━━ DATA SUPPLIED

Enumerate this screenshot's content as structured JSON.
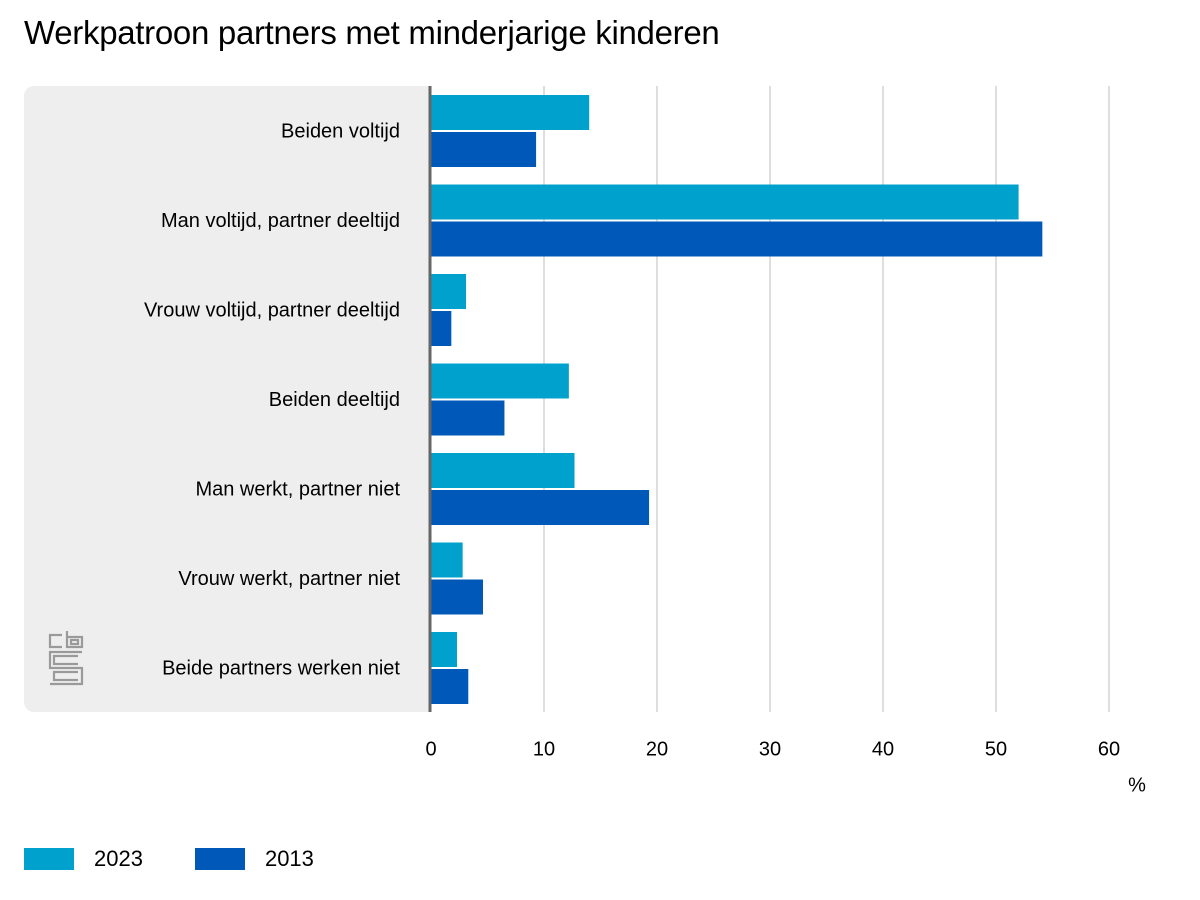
{
  "chart_data": {
    "type": "bar",
    "orientation": "horizontal",
    "title": "Werkpatroon partners met minderjarige kinderen",
    "categories": [
      "Beiden voltijd",
      "Man voltijd, partner deeltijd",
      "Vrouw voltijd, partner deeltijd",
      "Beiden deeltijd",
      "Man werkt, partner niet",
      "Vrouw werkt, partner niet",
      "Beide partners werken niet"
    ],
    "series": [
      {
        "name": "2023",
        "color": "#00a1cd",
        "values": [
          14.0,
          52.0,
          3.1,
          12.2,
          12.7,
          2.8,
          2.3
        ]
      },
      {
        "name": "2013",
        "color": "#0058b8",
        "values": [
          9.3,
          54.1,
          1.8,
          6.5,
          19.3,
          4.6,
          3.3
        ]
      }
    ],
    "xlabel": "%",
    "xlim": [
      0,
      60
    ],
    "xticks": [
      0,
      10,
      20,
      30,
      40,
      50,
      60
    ],
    "grid": true,
    "legend_position": "bottom-left"
  },
  "logo": {
    "name": "cbs-logo-icon",
    "color": "#9a9a9a"
  }
}
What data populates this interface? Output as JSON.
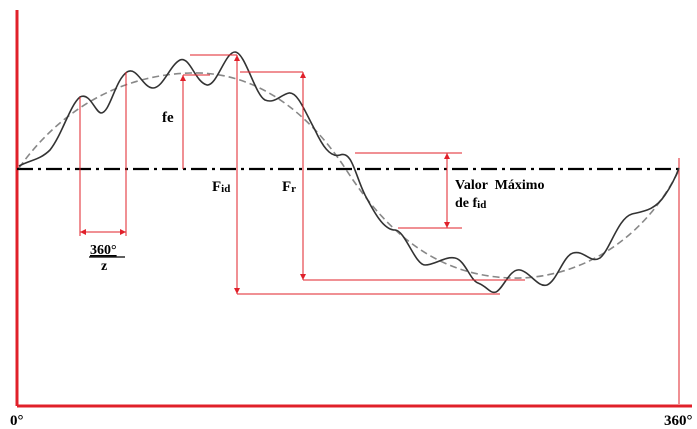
{
  "axis": {
    "start_label": "0°",
    "end_label": "360°"
  },
  "labels": {
    "fe": "fe",
    "fid_main": "F",
    "fid_sub": "id",
    "fr_main": "F",
    "fr_sub": "r",
    "pitch_top": "360°",
    "pitch_bottom": "z",
    "valor_line1": "Valor  Máximo",
    "valor_line2_main": "de f",
    "valor_line2_sub": "id"
  },
  "colors": {
    "axis": "#e0202a",
    "dimension": "#e0202a",
    "curve": "#333333",
    "sine": "#888888",
    "centerline": "#000000"
  }
}
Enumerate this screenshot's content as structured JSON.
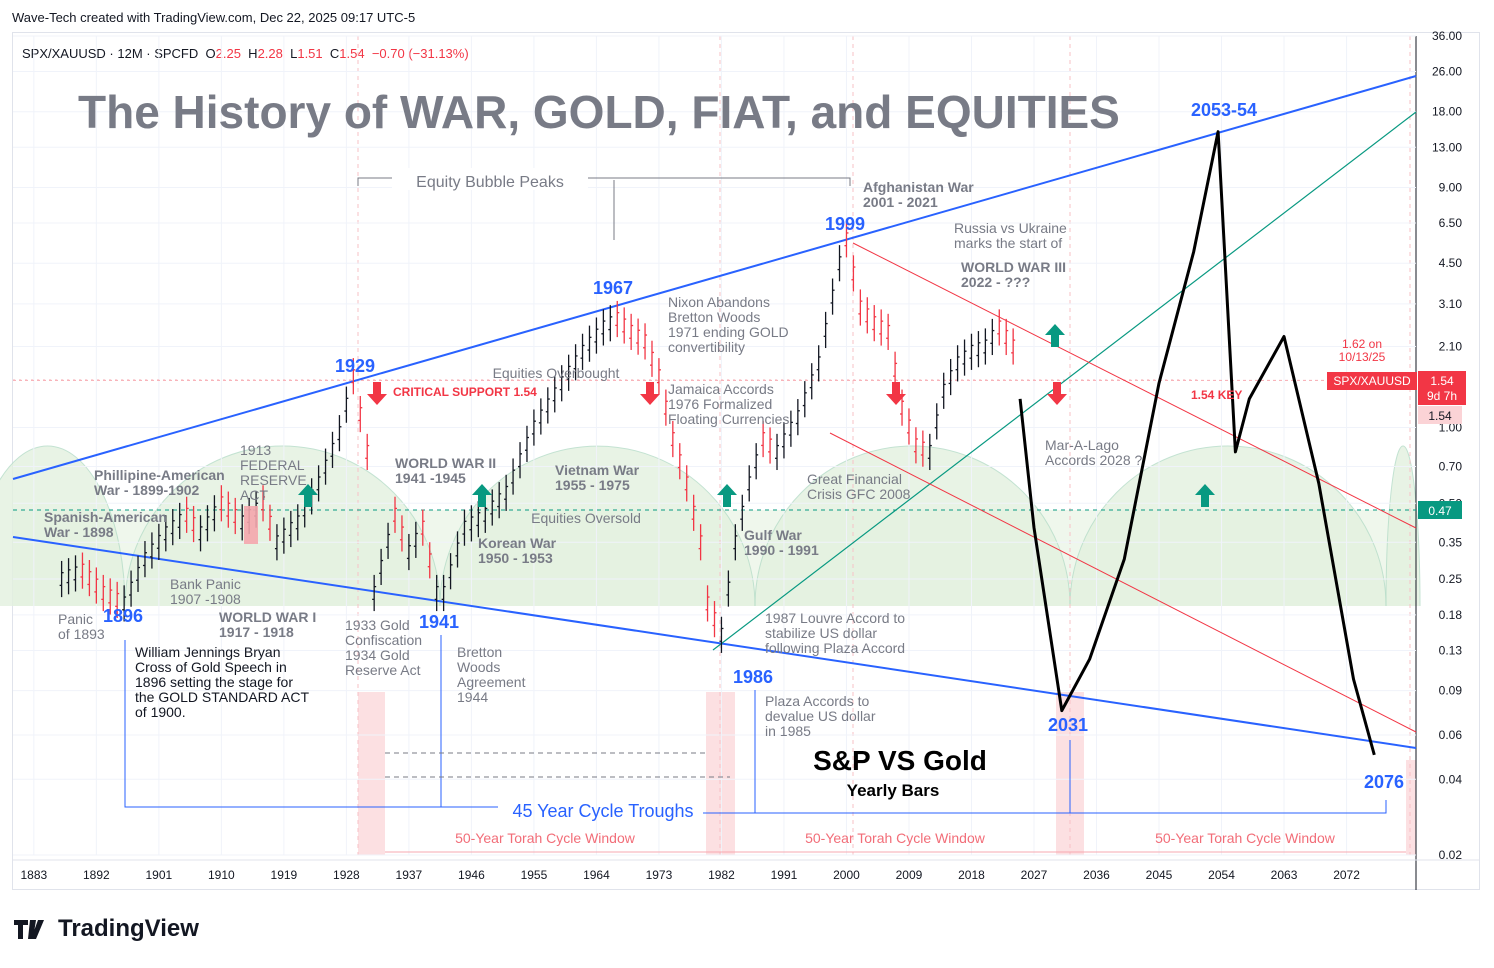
{
  "header": {
    "created": "Wave-Tech created with TradingView.com, Dec 22, 2025 09:17 UTC-5"
  },
  "legend": {
    "symbol": "SPX/XAUUSD · 12M · SPCFD",
    "o_label": "O",
    "o": "2.25",
    "h_label": "H",
    "h": "2.28",
    "l_label": "L",
    "l": "1.51",
    "c_label": "C",
    "c": "1.54",
    "change": "−0.70 (−31.13%)"
  },
  "chart_data": {
    "type": "line",
    "title": "The History of WAR, GOLD, FIAT, and EQUITIES",
    "subtitle": "S&P VS Gold",
    "subtitle2": "Yearly Bars",
    "scale": "log",
    "ylim": [
      0.02,
      36
    ],
    "xlim": [
      1880,
      2082
    ],
    "x_ticks": [
      "1883",
      "1892",
      "1901",
      "1910",
      "1919",
      "1928",
      "1937",
      "1946",
      "1955",
      "1964",
      "1973",
      "1982",
      "1991",
      "2000",
      "2009",
      "2018",
      "2027",
      "2036",
      "2045",
      "2054",
      "2063",
      "2072"
    ],
    "y_ticks": [
      "36.00",
      "26.00",
      "18.00",
      "13.00",
      "9.00",
      "6.50",
      "4.50",
      "3.10",
      "2.10",
      "1.00",
      "0.70",
      "0.50",
      "0.35",
      "0.25",
      "0.18",
      "0.13",
      "0.09",
      "0.06",
      "0.04",
      "0.02"
    ],
    "price_labels": {
      "symbol": "SPX/XAUUSD",
      "last": "1.54",
      "countdown": "9d 7h",
      "key": "1.54",
      "green": "0.47"
    },
    "series": [
      {
        "name": "SPX/XAUUSD yearly",
        "x": [
          1887,
          1890,
          1893,
          1896,
          1899,
          1902,
          1905,
          1907,
          1910,
          1913,
          1916,
          1918,
          1921,
          1924,
          1927,
          1929,
          1931,
          1932,
          1935,
          1937,
          1939,
          1941,
          1942,
          1945,
          1948,
          1951,
          1955,
          1959,
          1962,
          1965,
          1967,
          1969,
          1971,
          1973,
          1975,
          1977,
          1979,
          1980,
          1982,
          1984,
          1986,
          1988,
          1990,
          1993,
          1996,
          1999,
          2000,
          2002,
          2004,
          2006,
          2008,
          2010,
          2012,
          2014,
          2016,
          2018,
          2020,
          2022,
          2024,
          2025
        ],
        "values": [
          0.25,
          0.27,
          0.22,
          0.2,
          0.3,
          0.38,
          0.45,
          0.38,
          0.5,
          0.42,
          0.5,
          0.35,
          0.42,
          0.6,
          0.95,
          1.6,
          0.8,
          0.22,
          0.45,
          0.32,
          0.4,
          0.22,
          0.22,
          0.4,
          0.45,
          0.55,
          1.0,
          1.5,
          2.0,
          2.5,
          2.7,
          2.4,
          2.2,
          1.6,
          0.9,
          0.6,
          0.35,
          0.2,
          0.15,
          0.35,
          0.6,
          0.9,
          0.8,
          1.1,
          1.8,
          4.5,
          5.6,
          3.0,
          2.6,
          2.4,
          1.2,
          0.85,
          0.8,
          1.4,
          1.8,
          2.0,
          2.1,
          2.5,
          2.1,
          1.54
        ]
      },
      {
        "name": "Projection",
        "x": [
          2025,
          2027,
          2031,
          2035,
          2040,
          2045,
          2050,
          2053.5,
          2056,
          2058,
          2063,
          2068,
          2073,
          2076
        ],
        "values": [
          1.3,
          0.4,
          0.075,
          0.12,
          0.3,
          1.5,
          5.0,
          15.0,
          0.8,
          1.3,
          2.3,
          0.6,
          0.1,
          0.05
        ]
      }
    ],
    "annotations": {
      "years": [
        "1896",
        "1929",
        "1941",
        "1967",
        "1986",
        "1999",
        "2031",
        "2053-54",
        "2076"
      ],
      "bubble": "Equity Bubble Peaks",
      "cycle_troughs": "45 Year Cycle Troughs",
      "torah": "50-Year Torah Cycle Window",
      "critical": "CRITICAL SUPPORT 1.54",
      "key154": "1.54 KEY",
      "peak_note": "1.62 on 10/13/25",
      "overbought": "Equities Overbought",
      "oversold": "Equities Oversold",
      "events": [
        "Panic of 1893",
        "Spanish-American War - 1898",
        "Phillipine-American War - 1899-1902",
        "Bank Panic 1907 -1908",
        "1913 FEDERAL RESERVE ACT",
        "WORLD WAR I 1917 - 1918",
        "William Jennings Bryan Cross of Gold Speech in 1896 setting the stage for the GOLD STANDARD ACT of 1900.",
        "1933 Gold Confiscation 1934 Gold Reserve Act",
        "WORLD WAR II 1941 -1945",
        "Korean War 1950 - 1953",
        "Bretton Woods Agreement 1944",
        "Vietnam War 1955 - 1975",
        "Nixon Abandons Bretton Woods 1971 ending GOLD convertibility",
        "Jamaica Accords 1976 Formalized Floating Currencies",
        "Gulf War 1990 - 1991",
        "1987 Louvre Accord to stabilize US dollar following Plaza Accord",
        "Plaza Accords to devalue US dollar in 1985",
        "Afghanistan War 2001 - 2021",
        "Great Financial Crisis GFC 2008",
        "Russia vs Ukraine marks the start of",
        "WORLD WAR III 2022 - ???",
        "Mar-A-Lago Accords 2028 ?"
      ]
    }
  },
  "colors": {
    "blue": "#2962ff",
    "red": "#f23645",
    "green": "#089981",
    "gray": "#787b86",
    "pink": "#fbd3d6"
  },
  "brand": {
    "name": "TradingView"
  }
}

━━━━

■ **SHORT PROBLEM**:
Scan the material above and determine how many lines include the word "partners"; report only the number.

■ **ANSWER IN FULL**:
2